→ PROBLEM DESCRIPTION
Reproduce the data below word for word, leaving out any pictures.

>> Begin

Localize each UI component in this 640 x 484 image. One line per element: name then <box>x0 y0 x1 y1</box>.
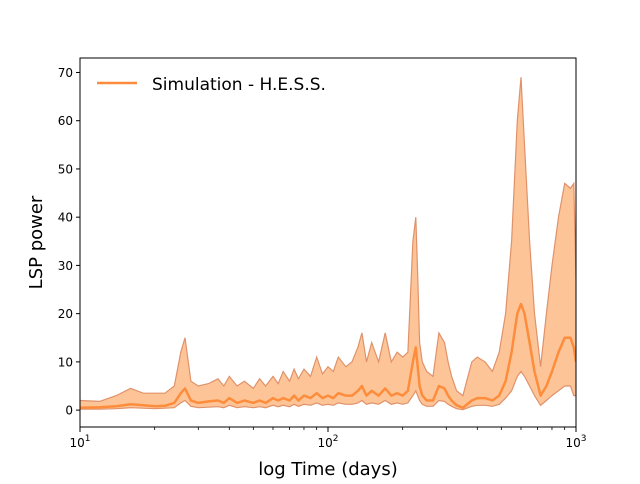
x-axis-label: log Time (days) <box>258 459 397 480</box>
y-tick-label: 50 <box>58 162 73 176</box>
y-tick-label: 10 <box>58 355 73 369</box>
x-tick-label: 101 <box>69 434 90 450</box>
x-tick-label-exponent: 1 <box>85 434 91 444</box>
y-tick-label: 20 <box>58 307 73 321</box>
x-tick-label: 102 <box>317 434 338 450</box>
y-tick-label: 70 <box>58 66 73 80</box>
y-axis-label: LSP power <box>26 195 47 289</box>
series-0-lower-line <box>80 370 576 411</box>
x-tick-label-base: 10 <box>317 436 332 450</box>
x-tick-label-exponent: 2 <box>333 434 339 444</box>
series-0-mean-line <box>80 302 576 409</box>
y-tick-label: 60 <box>58 114 73 128</box>
series-0-band <box>80 77 576 410</box>
plot-area <box>80 77 576 411</box>
x-tick-label-base: 10 <box>565 436 580 450</box>
x-tick-label-exponent: 3 <box>581 434 587 444</box>
series-0-upper-line <box>80 77 576 403</box>
y-tick-label: 0 <box>65 404 73 418</box>
y-tick-label: 40 <box>58 211 73 225</box>
plot-series <box>80 77 576 411</box>
legend-entry-label: Simulation - H.E.S.S. <box>152 75 326 95</box>
x-tick-label: 103 <box>565 434 586 450</box>
legend: Simulation - H.E.S.S. <box>97 75 326 95</box>
y-tick-label: 30 <box>58 259 73 273</box>
x-tick-label-base: 10 <box>69 436 84 450</box>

>> End

→ TASK ANSWER
Localize each UI component in this 640 x 484 image. One line per element: name then <box>x0 y0 x1 y1</box>.
x-axis-label: log Time (days) <box>258 459 397 480</box>
y-tick-label: 50 <box>58 162 73 176</box>
y-tick-label: 10 <box>58 355 73 369</box>
x-tick-label: 101 <box>69 434 90 450</box>
x-tick-label-exponent: 1 <box>85 434 91 444</box>
y-tick-label: 20 <box>58 307 73 321</box>
x-tick-label: 102 <box>317 434 338 450</box>
y-tick-label: 70 <box>58 66 73 80</box>
y-axis-label: LSP power <box>26 195 47 289</box>
series-0-lower-line <box>80 370 576 411</box>
x-tick-label-base: 10 <box>317 436 332 450</box>
x-tick-label-exponent: 2 <box>333 434 339 444</box>
series-0-mean-line <box>80 302 576 409</box>
y-tick-label: 60 <box>58 114 73 128</box>
series-0-band <box>80 77 576 410</box>
plot-area <box>80 77 576 411</box>
x-tick-label-base: 10 <box>565 436 580 450</box>
x-tick-label-exponent: 3 <box>581 434 587 444</box>
series-0-upper-line <box>80 77 576 403</box>
y-tick-label: 0 <box>65 404 73 418</box>
y-tick-label: 40 <box>58 211 73 225</box>
plot-series <box>80 77 576 411</box>
legend-entry-label: Simulation - H.E.S.S. <box>152 75 326 95</box>
x-tick-label: 103 <box>565 434 586 450</box>
legend: Simulation - H.E.S.S. <box>97 75 326 95</box>
y-tick-label: 30 <box>58 259 73 273</box>
x-tick-label-base: 10 <box>69 436 84 450</box>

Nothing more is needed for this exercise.